▶ Exercise instructions:
Repeat the listing exactly as given, omitting every image.

▶ Working data:

==========

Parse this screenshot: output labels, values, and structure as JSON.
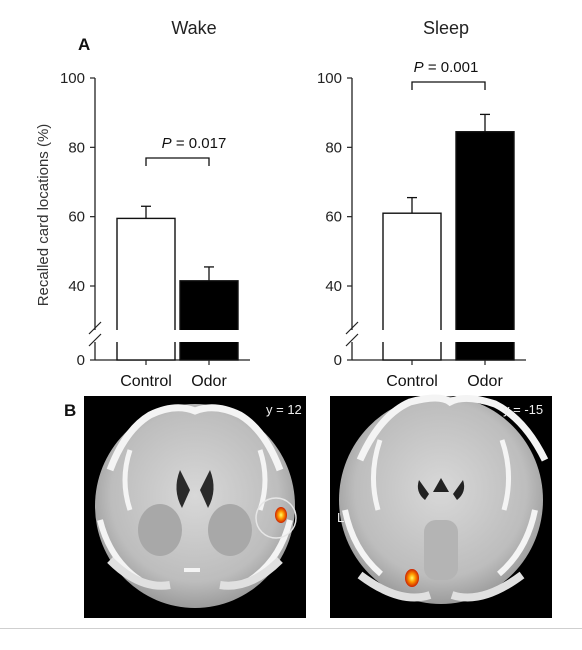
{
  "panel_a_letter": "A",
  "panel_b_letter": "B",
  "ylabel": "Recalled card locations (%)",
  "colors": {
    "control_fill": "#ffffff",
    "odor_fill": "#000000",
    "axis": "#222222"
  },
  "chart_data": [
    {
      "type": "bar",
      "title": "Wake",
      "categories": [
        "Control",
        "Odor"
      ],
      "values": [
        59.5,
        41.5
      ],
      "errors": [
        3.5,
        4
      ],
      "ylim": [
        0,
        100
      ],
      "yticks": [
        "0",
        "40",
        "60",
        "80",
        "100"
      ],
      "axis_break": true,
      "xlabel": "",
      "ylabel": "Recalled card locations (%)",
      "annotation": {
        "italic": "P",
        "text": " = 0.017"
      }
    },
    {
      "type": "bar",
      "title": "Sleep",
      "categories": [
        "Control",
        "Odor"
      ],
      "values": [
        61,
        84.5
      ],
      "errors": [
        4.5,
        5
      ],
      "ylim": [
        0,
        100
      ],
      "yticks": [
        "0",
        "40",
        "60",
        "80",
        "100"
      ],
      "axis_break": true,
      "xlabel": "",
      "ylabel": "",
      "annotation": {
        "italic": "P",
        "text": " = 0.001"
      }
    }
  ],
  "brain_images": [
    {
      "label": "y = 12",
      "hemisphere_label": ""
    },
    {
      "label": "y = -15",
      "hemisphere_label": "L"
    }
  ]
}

==========

▶ Response to the exercise:
Parse this screenshot: output labels, values, and structure as JSON.
{
  "panel_a_letter": "A",
  "panel_b_letter": "B",
  "ylabel": "Recalled card locations (%)",
  "colors": {
    "control_fill": "#ffffff",
    "odor_fill": "#000000",
    "axis": "#222222"
  },
  "chart_data": [
    {
      "type": "bar",
      "title": "Wake",
      "categories": [
        "Control",
        "Odor"
      ],
      "values": [
        59.5,
        41.5
      ],
      "errors": [
        3.5,
        4
      ],
      "ylim": [
        0,
        100
      ],
      "yticks": [
        "0",
        "40",
        "60",
        "80",
        "100"
      ],
      "axis_break": true,
      "xlabel": "",
      "ylabel": "Recalled card locations (%)",
      "annotation": {
        "italic": "P",
        "text": " = 0.017"
      }
    },
    {
      "type": "bar",
      "title": "Sleep",
      "categories": [
        "Control",
        "Odor"
      ],
      "values": [
        61,
        84.5
      ],
      "errors": [
        4.5,
        5
      ],
      "ylim": [
        0,
        100
      ],
      "yticks": [
        "0",
        "40",
        "60",
        "80",
        "100"
      ],
      "axis_break": true,
      "xlabel": "",
      "ylabel": "",
      "annotation": {
        "italic": "P",
        "text": " = 0.001"
      }
    }
  ],
  "brain_images": [
    {
      "label": "y = 12",
      "hemisphere_label": ""
    },
    {
      "label": "y = -15",
      "hemisphere_label": "L"
    }
  ]
}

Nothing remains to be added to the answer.